Objective
Reproduce the records word for word, from their first line up to and including the line that contains "game-action-button[interactable]: Syenols [414, 352, 540, 398]".

(Stored entries)

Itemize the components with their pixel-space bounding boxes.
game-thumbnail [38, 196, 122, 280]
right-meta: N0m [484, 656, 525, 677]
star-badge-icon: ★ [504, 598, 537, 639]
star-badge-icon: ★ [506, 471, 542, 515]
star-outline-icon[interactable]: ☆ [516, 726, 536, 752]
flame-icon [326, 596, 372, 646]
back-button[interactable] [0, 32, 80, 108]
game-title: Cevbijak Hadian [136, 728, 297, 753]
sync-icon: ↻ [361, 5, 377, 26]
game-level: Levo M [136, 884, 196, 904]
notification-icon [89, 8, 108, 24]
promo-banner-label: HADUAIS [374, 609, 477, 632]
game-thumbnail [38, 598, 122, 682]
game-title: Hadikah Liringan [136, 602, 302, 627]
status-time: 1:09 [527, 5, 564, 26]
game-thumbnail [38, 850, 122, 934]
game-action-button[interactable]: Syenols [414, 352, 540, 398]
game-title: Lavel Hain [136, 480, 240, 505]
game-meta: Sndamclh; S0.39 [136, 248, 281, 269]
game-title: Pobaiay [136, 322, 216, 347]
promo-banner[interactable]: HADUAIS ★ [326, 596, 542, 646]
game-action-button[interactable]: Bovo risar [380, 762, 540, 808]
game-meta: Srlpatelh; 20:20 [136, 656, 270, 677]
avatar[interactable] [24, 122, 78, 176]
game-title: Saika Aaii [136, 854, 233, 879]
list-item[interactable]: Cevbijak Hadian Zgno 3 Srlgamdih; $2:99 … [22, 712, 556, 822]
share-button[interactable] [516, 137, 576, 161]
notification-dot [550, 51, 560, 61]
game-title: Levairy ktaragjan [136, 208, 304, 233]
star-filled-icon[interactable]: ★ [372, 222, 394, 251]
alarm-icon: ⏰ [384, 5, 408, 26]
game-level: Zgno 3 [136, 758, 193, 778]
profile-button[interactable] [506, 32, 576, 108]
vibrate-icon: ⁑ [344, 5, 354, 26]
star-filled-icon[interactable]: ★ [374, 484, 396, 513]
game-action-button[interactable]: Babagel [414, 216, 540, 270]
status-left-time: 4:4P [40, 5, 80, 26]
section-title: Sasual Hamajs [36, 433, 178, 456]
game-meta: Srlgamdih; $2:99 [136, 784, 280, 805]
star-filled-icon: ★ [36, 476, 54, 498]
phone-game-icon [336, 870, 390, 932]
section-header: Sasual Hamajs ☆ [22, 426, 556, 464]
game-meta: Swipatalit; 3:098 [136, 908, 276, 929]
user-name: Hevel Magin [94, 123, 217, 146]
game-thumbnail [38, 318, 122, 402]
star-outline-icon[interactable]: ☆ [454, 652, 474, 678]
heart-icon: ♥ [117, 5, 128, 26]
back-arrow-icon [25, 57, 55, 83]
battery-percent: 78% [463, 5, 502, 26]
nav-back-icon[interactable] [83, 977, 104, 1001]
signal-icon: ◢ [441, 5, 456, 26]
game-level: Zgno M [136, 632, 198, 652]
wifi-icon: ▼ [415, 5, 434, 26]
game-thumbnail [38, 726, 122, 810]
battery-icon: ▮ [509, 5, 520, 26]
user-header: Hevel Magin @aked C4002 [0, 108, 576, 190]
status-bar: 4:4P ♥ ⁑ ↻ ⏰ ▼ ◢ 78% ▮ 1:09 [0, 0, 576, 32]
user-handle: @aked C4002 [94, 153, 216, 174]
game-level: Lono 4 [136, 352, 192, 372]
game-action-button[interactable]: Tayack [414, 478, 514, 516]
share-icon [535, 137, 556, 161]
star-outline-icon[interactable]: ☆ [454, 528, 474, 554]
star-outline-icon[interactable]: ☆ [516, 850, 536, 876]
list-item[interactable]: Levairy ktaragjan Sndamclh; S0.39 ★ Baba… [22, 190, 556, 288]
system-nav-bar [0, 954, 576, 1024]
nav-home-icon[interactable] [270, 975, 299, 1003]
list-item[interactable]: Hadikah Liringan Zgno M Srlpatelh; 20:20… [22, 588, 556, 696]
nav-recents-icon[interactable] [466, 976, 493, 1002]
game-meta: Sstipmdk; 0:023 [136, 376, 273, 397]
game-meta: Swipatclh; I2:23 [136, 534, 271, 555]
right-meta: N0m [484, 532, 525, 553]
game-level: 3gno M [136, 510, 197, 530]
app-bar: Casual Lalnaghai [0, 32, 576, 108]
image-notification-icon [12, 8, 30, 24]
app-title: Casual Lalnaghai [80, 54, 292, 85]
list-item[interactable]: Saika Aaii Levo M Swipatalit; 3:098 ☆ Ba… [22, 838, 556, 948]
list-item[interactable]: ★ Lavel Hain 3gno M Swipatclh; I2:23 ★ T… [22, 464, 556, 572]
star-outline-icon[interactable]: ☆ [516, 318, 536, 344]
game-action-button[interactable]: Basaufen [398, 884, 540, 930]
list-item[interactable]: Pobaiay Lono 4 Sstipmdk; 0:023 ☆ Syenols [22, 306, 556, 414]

Full output
Itemize the components with their pixel-space bounding boxes.
game-thumbnail [38, 196, 122, 280]
right-meta: N0m [484, 656, 525, 677]
star-badge-icon: ★ [504, 598, 537, 639]
star-badge-icon: ★ [506, 471, 542, 515]
star-outline-icon[interactable]: ☆ [516, 726, 536, 752]
flame-icon [326, 596, 372, 646]
back-button[interactable] [0, 32, 80, 108]
game-title: Cevbijak Hadian [136, 728, 297, 753]
sync-icon: ↻ [361, 5, 377, 26]
game-level: Levo M [136, 884, 196, 904]
notification-icon [89, 8, 108, 24]
promo-banner-label: HADUAIS [374, 609, 477, 632]
game-thumbnail [38, 598, 122, 682]
game-title: Hadikah Liringan [136, 602, 302, 627]
status-time: 1:09 [527, 5, 564, 26]
game-thumbnail [38, 850, 122, 934]
game-action-button[interactable]: Syenols [414, 352, 540, 398]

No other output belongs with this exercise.